● PROBLEM DETAILS:
Reproduce word for word the stretch of the early First Garrote history from "When Raboul built" through "a surprising amount.".

** Start DOCUMENT EXCERPT **

Raboul Court
The First Garrote settlement had its beginnings in 1849. The earliest permanent building was an adobe trading post established by a Frenchman known as Raboul.
When Raboul built his adobe trading post as a nucleus around which the settlement of First Garrote was destined to grow, he started a long term business; for the building, known for many years as Cassaretto's store.
Reid Circle Mrs. Thomas Reid, lately deceased, was an accepted source of accurate information on the county's early history. She was born in Groveland and, with the exception of one short visits out of state, lived continuously in this, her chosen town, for over ninety years. She was an exceptionally tall, slender woman, sweet-faced and gracious; had seen the better part of a century of excitement in the Mother Lode and remembered a surprising amount.
Questioned about her family she said, 'my father, Martin Jones, came here in '52. Four years later when, at twenty-seven, he got married he built a frame house about a mile northeast of town and lived and died in it. Mother was Margaret McCarty and was heir to a large estate in Ireland but it made no difference in her life as a pioneer. She was married at sixteen and had eleven children without being attended by a doctor. Father was a farmer, freighter and cattleman. There was always plenty to do around the place.

** End DOCUMENT EXCERPT **
** Start MATERIAL PROVIDED **

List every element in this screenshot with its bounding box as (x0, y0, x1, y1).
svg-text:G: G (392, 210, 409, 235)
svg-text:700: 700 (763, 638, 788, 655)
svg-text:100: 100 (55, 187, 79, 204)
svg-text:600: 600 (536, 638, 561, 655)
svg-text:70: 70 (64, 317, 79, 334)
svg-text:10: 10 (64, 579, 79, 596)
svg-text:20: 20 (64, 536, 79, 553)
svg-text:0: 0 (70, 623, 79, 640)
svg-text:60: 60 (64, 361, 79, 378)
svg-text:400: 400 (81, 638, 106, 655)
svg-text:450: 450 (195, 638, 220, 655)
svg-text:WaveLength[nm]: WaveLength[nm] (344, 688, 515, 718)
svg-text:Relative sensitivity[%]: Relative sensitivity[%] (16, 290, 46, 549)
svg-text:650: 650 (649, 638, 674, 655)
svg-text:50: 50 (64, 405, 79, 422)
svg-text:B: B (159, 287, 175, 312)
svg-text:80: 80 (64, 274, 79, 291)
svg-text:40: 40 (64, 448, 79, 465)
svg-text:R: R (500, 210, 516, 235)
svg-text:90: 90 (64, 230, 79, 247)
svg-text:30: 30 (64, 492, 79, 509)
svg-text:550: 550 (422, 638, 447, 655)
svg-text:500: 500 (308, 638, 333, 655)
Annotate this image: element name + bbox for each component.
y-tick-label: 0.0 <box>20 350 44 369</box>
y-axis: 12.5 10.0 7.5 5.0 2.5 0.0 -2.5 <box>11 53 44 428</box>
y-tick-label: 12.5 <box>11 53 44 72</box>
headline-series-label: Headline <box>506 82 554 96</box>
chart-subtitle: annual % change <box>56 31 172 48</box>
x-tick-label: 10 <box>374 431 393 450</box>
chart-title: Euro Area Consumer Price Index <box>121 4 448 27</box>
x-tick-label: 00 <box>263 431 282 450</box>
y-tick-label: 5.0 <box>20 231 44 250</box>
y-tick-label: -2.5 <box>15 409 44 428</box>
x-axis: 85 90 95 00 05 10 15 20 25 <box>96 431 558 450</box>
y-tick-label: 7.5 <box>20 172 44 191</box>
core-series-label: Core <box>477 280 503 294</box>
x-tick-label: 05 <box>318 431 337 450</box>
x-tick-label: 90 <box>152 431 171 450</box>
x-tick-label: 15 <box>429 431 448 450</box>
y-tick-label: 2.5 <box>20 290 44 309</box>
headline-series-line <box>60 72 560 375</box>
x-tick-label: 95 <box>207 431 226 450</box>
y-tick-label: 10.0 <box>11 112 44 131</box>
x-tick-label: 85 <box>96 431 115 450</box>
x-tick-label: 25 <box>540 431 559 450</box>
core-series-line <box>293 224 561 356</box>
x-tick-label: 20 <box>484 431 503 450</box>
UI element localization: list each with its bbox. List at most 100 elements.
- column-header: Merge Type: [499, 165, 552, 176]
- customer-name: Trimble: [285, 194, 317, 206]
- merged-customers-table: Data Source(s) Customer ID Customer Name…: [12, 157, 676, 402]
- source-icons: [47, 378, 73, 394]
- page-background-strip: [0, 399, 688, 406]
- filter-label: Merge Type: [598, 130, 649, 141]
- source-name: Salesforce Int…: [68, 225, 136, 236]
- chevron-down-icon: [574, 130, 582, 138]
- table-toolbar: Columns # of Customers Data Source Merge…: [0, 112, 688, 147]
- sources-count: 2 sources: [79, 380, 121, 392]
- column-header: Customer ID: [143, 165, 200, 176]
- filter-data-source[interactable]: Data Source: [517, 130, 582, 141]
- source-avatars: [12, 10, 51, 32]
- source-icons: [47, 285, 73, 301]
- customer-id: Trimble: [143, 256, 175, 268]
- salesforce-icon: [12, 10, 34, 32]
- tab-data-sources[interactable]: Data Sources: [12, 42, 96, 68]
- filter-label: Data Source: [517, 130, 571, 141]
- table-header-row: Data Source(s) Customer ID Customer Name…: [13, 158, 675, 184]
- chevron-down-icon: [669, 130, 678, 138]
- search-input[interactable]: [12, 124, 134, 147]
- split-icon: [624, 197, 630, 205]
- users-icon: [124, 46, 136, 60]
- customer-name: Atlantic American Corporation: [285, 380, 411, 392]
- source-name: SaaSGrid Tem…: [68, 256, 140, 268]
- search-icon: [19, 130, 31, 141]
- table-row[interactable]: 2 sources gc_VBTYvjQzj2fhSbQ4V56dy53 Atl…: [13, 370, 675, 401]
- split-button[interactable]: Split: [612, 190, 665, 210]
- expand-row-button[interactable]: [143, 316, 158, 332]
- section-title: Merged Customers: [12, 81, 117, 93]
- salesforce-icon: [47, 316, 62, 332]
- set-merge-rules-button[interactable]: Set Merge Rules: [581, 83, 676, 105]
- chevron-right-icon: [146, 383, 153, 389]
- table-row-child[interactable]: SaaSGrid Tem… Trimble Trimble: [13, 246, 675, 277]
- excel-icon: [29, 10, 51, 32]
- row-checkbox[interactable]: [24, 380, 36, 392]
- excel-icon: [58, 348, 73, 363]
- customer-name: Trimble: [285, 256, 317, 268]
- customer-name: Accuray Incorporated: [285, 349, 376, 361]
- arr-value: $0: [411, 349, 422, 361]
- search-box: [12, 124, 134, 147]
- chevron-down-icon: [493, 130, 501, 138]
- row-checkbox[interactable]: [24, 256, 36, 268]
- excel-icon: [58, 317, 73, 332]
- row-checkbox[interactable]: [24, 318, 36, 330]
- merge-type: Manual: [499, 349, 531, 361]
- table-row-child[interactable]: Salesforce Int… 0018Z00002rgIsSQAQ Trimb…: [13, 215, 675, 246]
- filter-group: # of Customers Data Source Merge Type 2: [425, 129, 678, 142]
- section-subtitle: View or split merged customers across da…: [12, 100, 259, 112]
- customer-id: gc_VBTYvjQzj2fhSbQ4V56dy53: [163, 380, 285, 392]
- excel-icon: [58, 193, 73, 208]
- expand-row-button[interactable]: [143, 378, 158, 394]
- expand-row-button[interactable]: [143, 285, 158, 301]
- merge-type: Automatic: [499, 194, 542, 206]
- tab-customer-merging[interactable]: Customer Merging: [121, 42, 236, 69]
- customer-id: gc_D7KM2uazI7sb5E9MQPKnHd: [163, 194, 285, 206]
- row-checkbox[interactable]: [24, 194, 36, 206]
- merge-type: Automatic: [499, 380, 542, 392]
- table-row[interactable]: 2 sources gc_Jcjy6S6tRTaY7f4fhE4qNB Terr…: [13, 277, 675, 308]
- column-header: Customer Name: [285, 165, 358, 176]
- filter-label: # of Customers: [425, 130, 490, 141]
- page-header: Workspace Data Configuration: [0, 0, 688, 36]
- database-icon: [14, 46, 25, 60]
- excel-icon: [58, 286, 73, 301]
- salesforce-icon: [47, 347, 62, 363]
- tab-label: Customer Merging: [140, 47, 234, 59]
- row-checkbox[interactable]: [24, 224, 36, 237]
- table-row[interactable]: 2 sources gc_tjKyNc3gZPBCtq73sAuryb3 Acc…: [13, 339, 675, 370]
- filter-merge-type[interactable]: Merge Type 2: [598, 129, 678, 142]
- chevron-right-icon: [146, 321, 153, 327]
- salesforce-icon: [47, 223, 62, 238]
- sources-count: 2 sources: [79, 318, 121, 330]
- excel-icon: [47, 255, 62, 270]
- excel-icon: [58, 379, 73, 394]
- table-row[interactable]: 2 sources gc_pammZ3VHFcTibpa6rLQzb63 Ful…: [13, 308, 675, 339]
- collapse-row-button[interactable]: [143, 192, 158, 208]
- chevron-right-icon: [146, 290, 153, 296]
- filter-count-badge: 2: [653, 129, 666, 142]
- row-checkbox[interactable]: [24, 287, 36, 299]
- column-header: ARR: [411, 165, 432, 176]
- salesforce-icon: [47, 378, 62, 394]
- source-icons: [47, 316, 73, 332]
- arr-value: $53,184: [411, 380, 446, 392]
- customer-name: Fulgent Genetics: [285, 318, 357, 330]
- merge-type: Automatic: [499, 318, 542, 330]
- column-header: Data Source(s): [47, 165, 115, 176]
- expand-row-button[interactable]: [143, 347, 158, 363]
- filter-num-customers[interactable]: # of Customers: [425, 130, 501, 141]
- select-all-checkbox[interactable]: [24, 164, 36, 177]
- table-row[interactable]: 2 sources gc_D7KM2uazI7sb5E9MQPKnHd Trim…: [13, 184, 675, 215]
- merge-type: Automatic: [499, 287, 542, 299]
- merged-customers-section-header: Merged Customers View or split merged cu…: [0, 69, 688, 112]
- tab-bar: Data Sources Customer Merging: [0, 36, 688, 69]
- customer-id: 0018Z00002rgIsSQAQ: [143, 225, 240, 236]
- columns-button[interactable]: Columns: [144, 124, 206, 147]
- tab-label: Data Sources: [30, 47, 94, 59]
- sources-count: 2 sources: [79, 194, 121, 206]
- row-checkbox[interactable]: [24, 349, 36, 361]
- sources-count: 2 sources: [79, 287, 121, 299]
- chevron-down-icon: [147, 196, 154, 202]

** End MATERIAL PROVIDED **

● FULL SOLUTION:
When Raboul built his adobe trading post as a nucleus around which the settlement of First Garrote was destined to grow, he started a long term business; for the building, known for many years as Cassaretto's store.
Reid Circle Mrs. Thomas Reid, lately deceased, was an accepted source of accurate information on the county's early history. She was born in Groveland and, with the exception of one short visits out of state, lived continuously in this, her chosen town, for over ninety years. She was an exceptionally tall, slender woman, sweet-faced and gracious; had seen the better part of a century of excitement in the Mother Lode and remembered a surprising amount.